• [Dataset records]
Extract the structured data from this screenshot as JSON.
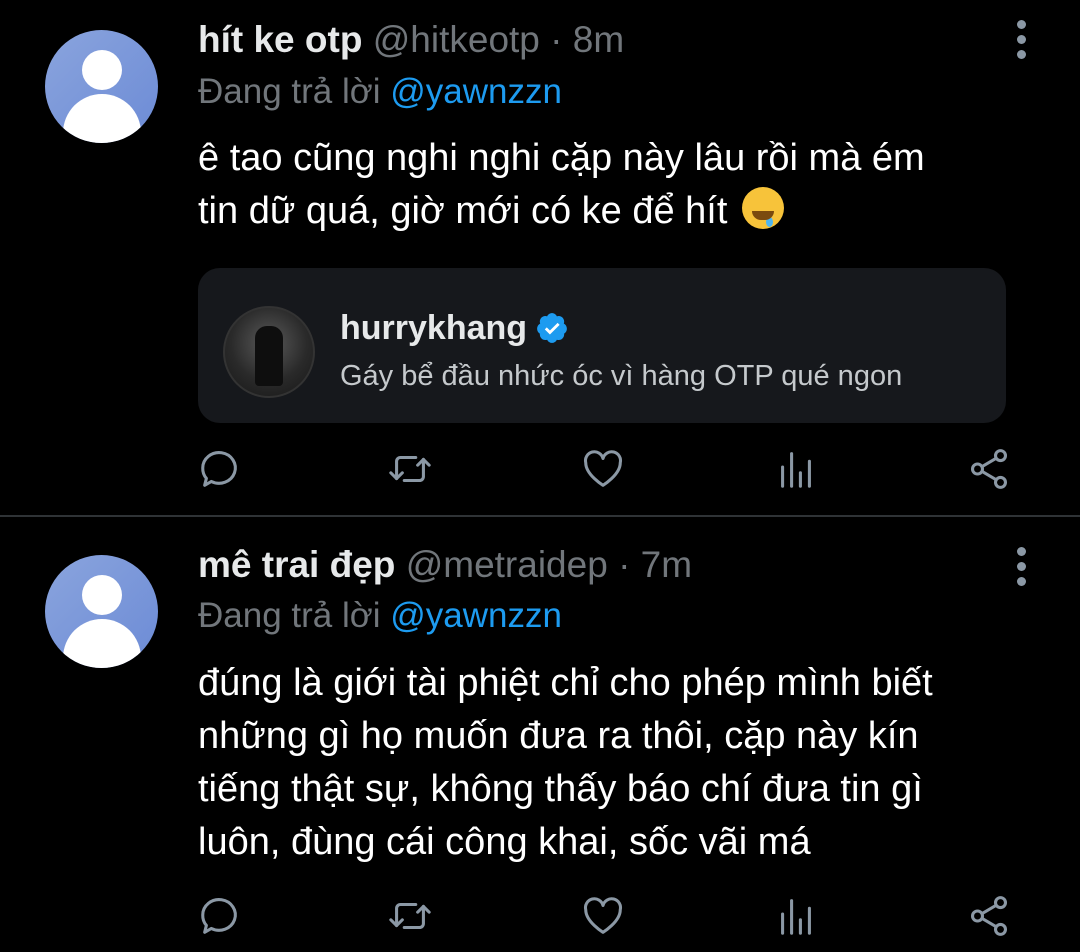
{
  "tweets": [
    {
      "display_name": "hít ke otp",
      "handle": "@hitkeotp",
      "separator": "·",
      "time": "8m",
      "replying_prefix": "Đang trả lời",
      "replying_to": "@yawnzzn",
      "text_lines": [
        "ê tao cũng nghi nghi cặp này lâu rồi mà ém",
        "tin dữ quá, giờ mới có ke để hít"
      ],
      "emoji": "drooling-face",
      "card": {
        "name": "hurrykhang",
        "verified": true,
        "bio": "Gáy bể đầu nhức óc vì hàng OTP qué ngon"
      }
    },
    {
      "display_name": "mê trai đẹp",
      "handle": "@metraidep",
      "separator": "·",
      "time": "7m",
      "replying_prefix": "Đang trả lời",
      "replying_to": "@yawnzzn",
      "text_lines": [
        "đúng là giới tài phiệt chỉ cho phép mình biết",
        "những gì họ muốn đưa ra thôi, cặp này kín",
        "tiếng thật sự, không thấy báo chí đưa tin gì",
        "luôn, đùng cái công khai, sốc vãi má"
      ]
    }
  ],
  "actions": [
    "reply-icon",
    "retweet-icon",
    "like-icon",
    "analytics-icon",
    "share-icon"
  ],
  "colors": {
    "background": "#000000",
    "text": "#e7e9ea",
    "secondary": "#71767b",
    "link": "#1d9bf0",
    "card_bg": "#16181c",
    "icon": "#8b98a5",
    "divider": "#2f3336"
  }
}
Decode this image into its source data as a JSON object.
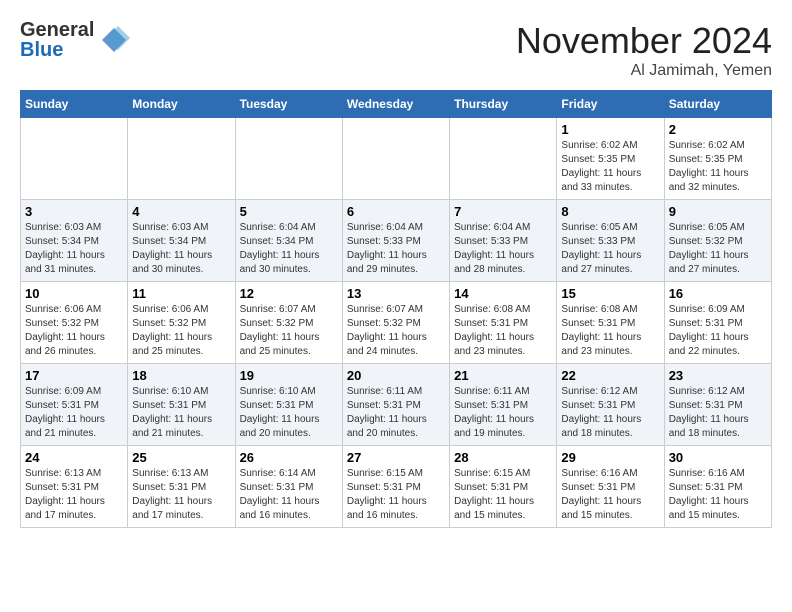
{
  "header": {
    "logo_line1": "General",
    "logo_line2": "Blue",
    "month": "November 2024",
    "location": "Al Jamimah, Yemen"
  },
  "days_of_week": [
    "Sunday",
    "Monday",
    "Tuesday",
    "Wednesday",
    "Thursday",
    "Friday",
    "Saturday"
  ],
  "weeks": [
    [
      {
        "day": "",
        "info": ""
      },
      {
        "day": "",
        "info": ""
      },
      {
        "day": "",
        "info": ""
      },
      {
        "day": "",
        "info": ""
      },
      {
        "day": "",
        "info": ""
      },
      {
        "day": "1",
        "info": "Sunrise: 6:02 AM\nSunset: 5:35 PM\nDaylight: 11 hours and 33 minutes."
      },
      {
        "day": "2",
        "info": "Sunrise: 6:02 AM\nSunset: 5:35 PM\nDaylight: 11 hours and 32 minutes."
      }
    ],
    [
      {
        "day": "3",
        "info": "Sunrise: 6:03 AM\nSunset: 5:34 PM\nDaylight: 11 hours and 31 minutes."
      },
      {
        "day": "4",
        "info": "Sunrise: 6:03 AM\nSunset: 5:34 PM\nDaylight: 11 hours and 30 minutes."
      },
      {
        "day": "5",
        "info": "Sunrise: 6:04 AM\nSunset: 5:34 PM\nDaylight: 11 hours and 30 minutes."
      },
      {
        "day": "6",
        "info": "Sunrise: 6:04 AM\nSunset: 5:33 PM\nDaylight: 11 hours and 29 minutes."
      },
      {
        "day": "7",
        "info": "Sunrise: 6:04 AM\nSunset: 5:33 PM\nDaylight: 11 hours and 28 minutes."
      },
      {
        "day": "8",
        "info": "Sunrise: 6:05 AM\nSunset: 5:33 PM\nDaylight: 11 hours and 27 minutes."
      },
      {
        "day": "9",
        "info": "Sunrise: 6:05 AM\nSunset: 5:32 PM\nDaylight: 11 hours and 27 minutes."
      }
    ],
    [
      {
        "day": "10",
        "info": "Sunrise: 6:06 AM\nSunset: 5:32 PM\nDaylight: 11 hours and 26 minutes."
      },
      {
        "day": "11",
        "info": "Sunrise: 6:06 AM\nSunset: 5:32 PM\nDaylight: 11 hours and 25 minutes."
      },
      {
        "day": "12",
        "info": "Sunrise: 6:07 AM\nSunset: 5:32 PM\nDaylight: 11 hours and 25 minutes."
      },
      {
        "day": "13",
        "info": "Sunrise: 6:07 AM\nSunset: 5:32 PM\nDaylight: 11 hours and 24 minutes."
      },
      {
        "day": "14",
        "info": "Sunrise: 6:08 AM\nSunset: 5:31 PM\nDaylight: 11 hours and 23 minutes."
      },
      {
        "day": "15",
        "info": "Sunrise: 6:08 AM\nSunset: 5:31 PM\nDaylight: 11 hours and 23 minutes."
      },
      {
        "day": "16",
        "info": "Sunrise: 6:09 AM\nSunset: 5:31 PM\nDaylight: 11 hours and 22 minutes."
      }
    ],
    [
      {
        "day": "17",
        "info": "Sunrise: 6:09 AM\nSunset: 5:31 PM\nDaylight: 11 hours and 21 minutes."
      },
      {
        "day": "18",
        "info": "Sunrise: 6:10 AM\nSunset: 5:31 PM\nDaylight: 11 hours and 21 minutes."
      },
      {
        "day": "19",
        "info": "Sunrise: 6:10 AM\nSunset: 5:31 PM\nDaylight: 11 hours and 20 minutes."
      },
      {
        "day": "20",
        "info": "Sunrise: 6:11 AM\nSunset: 5:31 PM\nDaylight: 11 hours and 20 minutes."
      },
      {
        "day": "21",
        "info": "Sunrise: 6:11 AM\nSunset: 5:31 PM\nDaylight: 11 hours and 19 minutes."
      },
      {
        "day": "22",
        "info": "Sunrise: 6:12 AM\nSunset: 5:31 PM\nDaylight: 11 hours and 18 minutes."
      },
      {
        "day": "23",
        "info": "Sunrise: 6:12 AM\nSunset: 5:31 PM\nDaylight: 11 hours and 18 minutes."
      }
    ],
    [
      {
        "day": "24",
        "info": "Sunrise: 6:13 AM\nSunset: 5:31 PM\nDaylight: 11 hours and 17 minutes."
      },
      {
        "day": "25",
        "info": "Sunrise: 6:13 AM\nSunset: 5:31 PM\nDaylight: 11 hours and 17 minutes."
      },
      {
        "day": "26",
        "info": "Sunrise: 6:14 AM\nSunset: 5:31 PM\nDaylight: 11 hours and 16 minutes."
      },
      {
        "day": "27",
        "info": "Sunrise: 6:15 AM\nSunset: 5:31 PM\nDaylight: 11 hours and 16 minutes."
      },
      {
        "day": "28",
        "info": "Sunrise: 6:15 AM\nSunset: 5:31 PM\nDaylight: 11 hours and 15 minutes."
      },
      {
        "day": "29",
        "info": "Sunrise: 6:16 AM\nSunset: 5:31 PM\nDaylight: 11 hours and 15 minutes."
      },
      {
        "day": "30",
        "info": "Sunrise: 6:16 AM\nSunset: 5:31 PM\nDaylight: 11 hours and 15 minutes."
      }
    ]
  ]
}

• [Task directions] Retype each record exactly as it stands, but do not include the pictures.

• [Exercise solution]
Extract the structured data from this screenshot as JSON.
{
  "tweets": [
    {
      "display_name": "hít ke otp",
      "handle": "@hitkeotp",
      "separator": "·",
      "time": "8m",
      "replying_prefix": "Đang trả lời",
      "replying_to": "@yawnzzn",
      "text_lines": [
        "ê tao cũng nghi nghi cặp này lâu rồi mà ém",
        "tin dữ quá, giờ mới có ke để hít"
      ],
      "emoji": "drooling-face",
      "card": {
        "name": "hurrykhang",
        "verified": true,
        "bio": "Gáy bể đầu nhức óc vì hàng OTP qué ngon"
      }
    },
    {
      "display_name": "mê trai đẹp",
      "handle": "@metraidep",
      "separator": "·",
      "time": "7m",
      "replying_prefix": "Đang trả lời",
      "replying_to": "@yawnzzn",
      "text_lines": [
        "đúng là giới tài phiệt chỉ cho phép mình biết",
        "những gì họ muốn đưa ra thôi, cặp này kín",
        "tiếng thật sự, không thấy báo chí đưa tin gì",
        "luôn, đùng cái công khai, sốc vãi má"
      ]
    }
  ],
  "actions": [
    "reply-icon",
    "retweet-icon",
    "like-icon",
    "analytics-icon",
    "share-icon"
  ],
  "colors": {
    "background": "#000000",
    "text": "#e7e9ea",
    "secondary": "#71767b",
    "link": "#1d9bf0",
    "card_bg": "#16181c",
    "icon": "#8b98a5",
    "divider": "#2f3336"
  }
}
Decode this image into its source data as a JSON object.
{
  "header": {
    "logo_line1": "General",
    "logo_line2": "Blue",
    "month": "November 2024",
    "location": "Al Jamimah, Yemen"
  },
  "days_of_week": [
    "Sunday",
    "Monday",
    "Tuesday",
    "Wednesday",
    "Thursday",
    "Friday",
    "Saturday"
  ],
  "weeks": [
    [
      {
        "day": "",
        "info": ""
      },
      {
        "day": "",
        "info": ""
      },
      {
        "day": "",
        "info": ""
      },
      {
        "day": "",
        "info": ""
      },
      {
        "day": "",
        "info": ""
      },
      {
        "day": "1",
        "info": "Sunrise: 6:02 AM\nSunset: 5:35 PM\nDaylight: 11 hours and 33 minutes."
      },
      {
        "day": "2",
        "info": "Sunrise: 6:02 AM\nSunset: 5:35 PM\nDaylight: 11 hours and 32 minutes."
      }
    ],
    [
      {
        "day": "3",
        "info": "Sunrise: 6:03 AM\nSunset: 5:34 PM\nDaylight: 11 hours and 31 minutes."
      },
      {
        "day": "4",
        "info": "Sunrise: 6:03 AM\nSunset: 5:34 PM\nDaylight: 11 hours and 30 minutes."
      },
      {
        "day": "5",
        "info": "Sunrise: 6:04 AM\nSunset: 5:34 PM\nDaylight: 11 hours and 30 minutes."
      },
      {
        "day": "6",
        "info": "Sunrise: 6:04 AM\nSunset: 5:33 PM\nDaylight: 11 hours and 29 minutes."
      },
      {
        "day": "7",
        "info": "Sunrise: 6:04 AM\nSunset: 5:33 PM\nDaylight: 11 hours and 28 minutes."
      },
      {
        "day": "8",
        "info": "Sunrise: 6:05 AM\nSunset: 5:33 PM\nDaylight: 11 hours and 27 minutes."
      },
      {
        "day": "9",
        "info": "Sunrise: 6:05 AM\nSunset: 5:32 PM\nDaylight: 11 hours and 27 minutes."
      }
    ],
    [
      {
        "day": "10",
        "info": "Sunrise: 6:06 AM\nSunset: 5:32 PM\nDaylight: 11 hours and 26 minutes."
      },
      {
        "day": "11",
        "info": "Sunrise: 6:06 AM\nSunset: 5:32 PM\nDaylight: 11 hours and 25 minutes."
      },
      {
        "day": "12",
        "info": "Sunrise: 6:07 AM\nSunset: 5:32 PM\nDaylight: 11 hours and 25 minutes."
      },
      {
        "day": "13",
        "info": "Sunrise: 6:07 AM\nSunset: 5:32 PM\nDaylight: 11 hours and 24 minutes."
      },
      {
        "day": "14",
        "info": "Sunrise: 6:08 AM\nSunset: 5:31 PM\nDaylight: 11 hours and 23 minutes."
      },
      {
        "day": "15",
        "info": "Sunrise: 6:08 AM\nSunset: 5:31 PM\nDaylight: 11 hours and 23 minutes."
      },
      {
        "day": "16",
        "info": "Sunrise: 6:09 AM\nSunset: 5:31 PM\nDaylight: 11 hours and 22 minutes."
      }
    ],
    [
      {
        "day": "17",
        "info": "Sunrise: 6:09 AM\nSunset: 5:31 PM\nDaylight: 11 hours and 21 minutes."
      },
      {
        "day": "18",
        "info": "Sunrise: 6:10 AM\nSunset: 5:31 PM\nDaylight: 11 hours and 21 minutes."
      },
      {
        "day": "19",
        "info": "Sunrise: 6:10 AM\nSunset: 5:31 PM\nDaylight: 11 hours and 20 minutes."
      },
      {
        "day": "20",
        "info": "Sunrise: 6:11 AM\nSunset: 5:31 PM\nDaylight: 11 hours and 20 minutes."
      },
      {
        "day": "21",
        "info": "Sunrise: 6:11 AM\nSunset: 5:31 PM\nDaylight: 11 hours and 19 minutes."
      },
      {
        "day": "22",
        "info": "Sunrise: 6:12 AM\nSunset: 5:31 PM\nDaylight: 11 hours and 18 minutes."
      },
      {
        "day": "23",
        "info": "Sunrise: 6:12 AM\nSunset: 5:31 PM\nDaylight: 11 hours and 18 minutes."
      }
    ],
    [
      {
        "day": "24",
        "info": "Sunrise: 6:13 AM\nSunset: 5:31 PM\nDaylight: 11 hours and 17 minutes."
      },
      {
        "day": "25",
        "info": "Sunrise: 6:13 AM\nSunset: 5:31 PM\nDaylight: 11 hours and 17 minutes."
      },
      {
        "day": "26",
        "info": "Sunrise: 6:14 AM\nSunset: 5:31 PM\nDaylight: 11 hours and 16 minutes."
      },
      {
        "day": "27",
        "info": "Sunrise: 6:15 AM\nSunset: 5:31 PM\nDaylight: 11 hours and 16 minutes."
      },
      {
        "day": "28",
        "info": "Sunrise: 6:15 AM\nSunset: 5:31 PM\nDaylight: 11 hours and 15 minutes."
      },
      {
        "day": "29",
        "info": "Sunrise: 6:16 AM\nSunset: 5:31 PM\nDaylight: 11 hours and 15 minutes."
      },
      {
        "day": "30",
        "info": "Sunrise: 6:16 AM\nSunset: 5:31 PM\nDaylight: 11 hours and 15 minutes."
      }
    ]
  ]
}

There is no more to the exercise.